---- DATA EXCERPTS

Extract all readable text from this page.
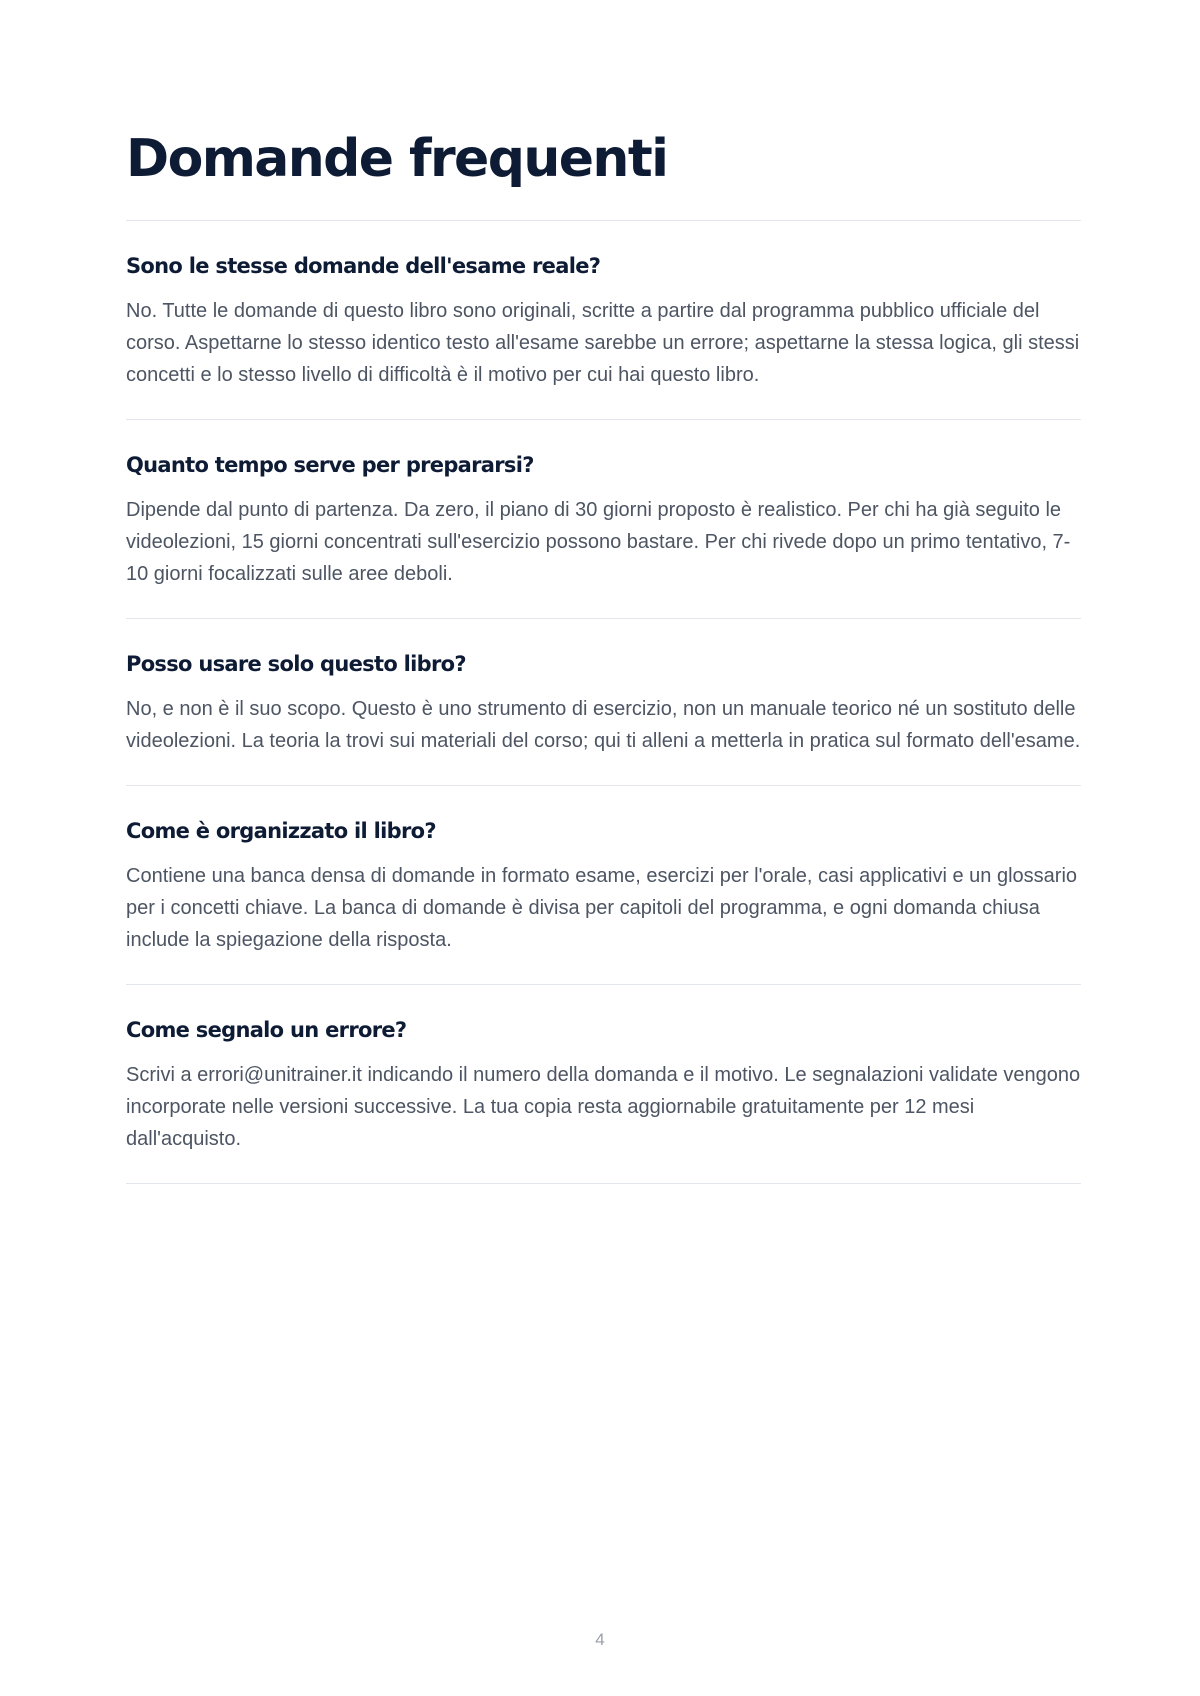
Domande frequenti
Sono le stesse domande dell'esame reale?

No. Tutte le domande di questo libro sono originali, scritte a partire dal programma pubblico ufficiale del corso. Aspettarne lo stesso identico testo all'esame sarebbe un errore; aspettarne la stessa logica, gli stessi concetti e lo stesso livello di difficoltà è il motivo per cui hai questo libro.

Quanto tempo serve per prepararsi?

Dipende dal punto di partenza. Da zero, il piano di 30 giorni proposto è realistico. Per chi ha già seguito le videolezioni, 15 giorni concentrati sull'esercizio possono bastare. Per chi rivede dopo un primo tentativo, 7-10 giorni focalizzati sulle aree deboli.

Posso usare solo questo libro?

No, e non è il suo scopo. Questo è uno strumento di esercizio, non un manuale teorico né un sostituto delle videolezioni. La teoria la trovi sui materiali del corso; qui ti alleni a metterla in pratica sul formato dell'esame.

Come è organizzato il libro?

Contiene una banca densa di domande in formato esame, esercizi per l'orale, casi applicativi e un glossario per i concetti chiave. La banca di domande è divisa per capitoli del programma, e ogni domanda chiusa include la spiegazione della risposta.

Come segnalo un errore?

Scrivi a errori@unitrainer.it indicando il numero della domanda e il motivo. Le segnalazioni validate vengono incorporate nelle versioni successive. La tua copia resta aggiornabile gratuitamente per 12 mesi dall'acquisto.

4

--------

• EXERCISE OBJECTIVE: Exclude the pictures and repeat every other part of the records word for word.

• SOLUTION TO THIS PROBLEM:
Extract all readable text from this page.
Domande frequenti
Sono le stesse domande dell'esame reale?

No. Tutte le domande di questo libro sono originali, scritte a partire dal programma pubblico ufficiale del corso. Aspettarne lo stesso identico testo all'esame sarebbe un errore; aspettarne la stessa logica, gli stessi concetti e lo stesso livello di difficoltà è il motivo per cui hai questo libro.

Quanto tempo serve per prepararsi?

Dipende dal punto di partenza. Da zero, il piano di 30 giorni proposto è realistico. Per chi ha già seguito le videolezioni, 15 giorni concentrati sull'esercizio possono bastare. Per chi rivede dopo un primo tentativo, 7-10 giorni focalizzati sulle aree deboli.

Posso usare solo questo libro?

No, e non è il suo scopo. Questo è uno strumento di esercizio, non un manuale teorico né un sostituto delle videolezioni. La teoria la trovi sui materiali del corso; qui ti alleni a metterla in pratica sul formato dell'esame.

Come è organizzato il libro?

Contiene una banca densa di domande in formato esame, esercizi per l'orale, casi applicativi e un glossario per i concetti chiave. La banca di domande è divisa per capitoli del programma, e ogni domanda chiusa include la spiegazione della risposta.

Come segnalo un errore?

Scrivi a errori@unitrainer.it indicando il numero della domanda e il motivo. Le segnalazioni validate vengono incorporate nelle versioni successive. La tua copia resta aggiornabile gratuitamente per 12 mesi dall'acquisto.

4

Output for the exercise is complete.